=== Document extract ===
Architectural specialisation is one option to continue to improve performance beyond the limits imposed by the slow down in Moore’s Law. Using application-specific hardware to accelerate an application or part of one, allows the use of hardware that can be much more efficient, both in terms of power usage and performance.
As discussed in the ISC content on page 4, this is not a tactic that can be used for all applications, because of the inherent cost of building computing hardware for a single application or workflow. However, by combining challenges into groups or identifying key workloads or code that could benefit from acceleration, is likely to become an important part of increasing application performance.
Some applications are well suited to technologies such as graphics processing units (GPUs) or field-programmable gate arrays (FPGAs), which can boost performance by implementing acceleration technologies.
GPU acceleration or architectural specialisation are not new concepts, but some experts predict they will become increasingly common to speed up performance and also lower energy costs of future systems.
Researchers at Lawrence Berkeley National Laboratory’s Computer Architecture Group are using an FPGA to demonstrate potential improvement via a code using Density Functional Theory. The project, ‘DFT Beyond Moore’s Law: Extreme Hardware Specialization’ for the Future of HPC, aims to demonstrate purpose-built architectures as a potential future for HPC applications in the absence of continued scaling of Moore’s Law.

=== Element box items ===
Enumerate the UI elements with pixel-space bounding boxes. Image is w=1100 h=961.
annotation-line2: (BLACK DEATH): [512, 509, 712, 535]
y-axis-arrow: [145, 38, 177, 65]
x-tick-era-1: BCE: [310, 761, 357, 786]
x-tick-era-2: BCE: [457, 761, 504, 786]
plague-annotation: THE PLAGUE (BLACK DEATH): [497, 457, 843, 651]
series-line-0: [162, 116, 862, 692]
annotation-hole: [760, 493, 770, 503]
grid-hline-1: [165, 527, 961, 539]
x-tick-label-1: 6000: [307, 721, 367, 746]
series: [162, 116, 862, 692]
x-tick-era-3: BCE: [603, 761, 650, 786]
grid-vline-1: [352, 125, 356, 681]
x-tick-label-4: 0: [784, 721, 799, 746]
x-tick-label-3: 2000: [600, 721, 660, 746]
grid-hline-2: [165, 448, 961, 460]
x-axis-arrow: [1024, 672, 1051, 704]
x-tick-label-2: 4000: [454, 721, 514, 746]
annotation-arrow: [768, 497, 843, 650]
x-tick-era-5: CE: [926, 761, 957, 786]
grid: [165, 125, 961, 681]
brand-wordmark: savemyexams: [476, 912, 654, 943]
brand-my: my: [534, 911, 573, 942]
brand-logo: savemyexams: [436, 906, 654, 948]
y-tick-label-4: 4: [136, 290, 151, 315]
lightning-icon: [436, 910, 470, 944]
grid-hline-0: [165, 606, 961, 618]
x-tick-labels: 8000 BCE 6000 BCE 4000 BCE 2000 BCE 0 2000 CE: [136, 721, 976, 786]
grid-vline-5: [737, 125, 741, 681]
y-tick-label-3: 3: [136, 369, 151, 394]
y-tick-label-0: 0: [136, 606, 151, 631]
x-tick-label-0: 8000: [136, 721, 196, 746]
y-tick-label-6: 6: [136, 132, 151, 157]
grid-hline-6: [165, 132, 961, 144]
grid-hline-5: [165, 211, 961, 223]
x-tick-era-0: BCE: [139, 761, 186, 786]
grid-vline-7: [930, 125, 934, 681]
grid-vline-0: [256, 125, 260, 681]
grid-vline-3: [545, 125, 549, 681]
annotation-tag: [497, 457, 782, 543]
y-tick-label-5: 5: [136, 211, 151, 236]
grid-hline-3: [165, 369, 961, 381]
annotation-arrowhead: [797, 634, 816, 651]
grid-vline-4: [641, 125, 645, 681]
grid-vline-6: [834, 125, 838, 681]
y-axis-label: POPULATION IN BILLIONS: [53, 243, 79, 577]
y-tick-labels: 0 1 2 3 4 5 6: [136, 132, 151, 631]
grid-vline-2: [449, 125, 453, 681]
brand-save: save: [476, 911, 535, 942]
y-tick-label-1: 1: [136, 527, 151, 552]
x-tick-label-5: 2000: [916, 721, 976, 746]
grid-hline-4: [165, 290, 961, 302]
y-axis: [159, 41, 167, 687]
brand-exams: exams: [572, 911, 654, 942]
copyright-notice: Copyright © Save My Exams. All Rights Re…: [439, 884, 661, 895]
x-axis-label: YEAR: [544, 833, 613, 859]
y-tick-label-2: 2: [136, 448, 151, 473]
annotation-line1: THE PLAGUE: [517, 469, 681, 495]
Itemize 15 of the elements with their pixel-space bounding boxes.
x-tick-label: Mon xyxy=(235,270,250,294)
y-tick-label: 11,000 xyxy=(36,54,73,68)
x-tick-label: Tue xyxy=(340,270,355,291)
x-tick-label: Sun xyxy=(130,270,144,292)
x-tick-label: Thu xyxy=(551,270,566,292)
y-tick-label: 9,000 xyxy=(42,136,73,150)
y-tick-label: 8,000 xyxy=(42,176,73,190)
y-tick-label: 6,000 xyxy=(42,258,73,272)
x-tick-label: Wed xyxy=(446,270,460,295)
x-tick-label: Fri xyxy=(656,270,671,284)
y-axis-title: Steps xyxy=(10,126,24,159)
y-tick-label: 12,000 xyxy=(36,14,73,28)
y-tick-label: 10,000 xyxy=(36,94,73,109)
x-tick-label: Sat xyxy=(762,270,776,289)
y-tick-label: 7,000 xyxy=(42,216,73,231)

=== Goal of the exercise ===
Write out the stretch from "Some applications are" through "of Moore’s Law." in the text on architectural specialization, word for word.

=== Output of the exercise ===
Some applications are well suited to technologies such as graphics processing units (GPUs) or field-programmable gate arrays (FPGAs), which can boost performance by implementing acceleration technologies.
GPU acceleration or architectural specialisation are not new concepts, but some experts predict they will become increasingly common to speed up performance and also lower energy costs of future systems.
Researchers at Lawrence Berkeley National Laboratory’s Computer Architecture Group are using an FPGA to demonstrate potential improvement via a code using Density Functional Theory. The project, ‘DFT Beyond Moore’s Law: Extreme Hardware Specialization’ for the Future of HPC, aims to demonstrate purpose-built architectures as a potential future for HPC applications in the absence of continued scaling of Moore’s Law.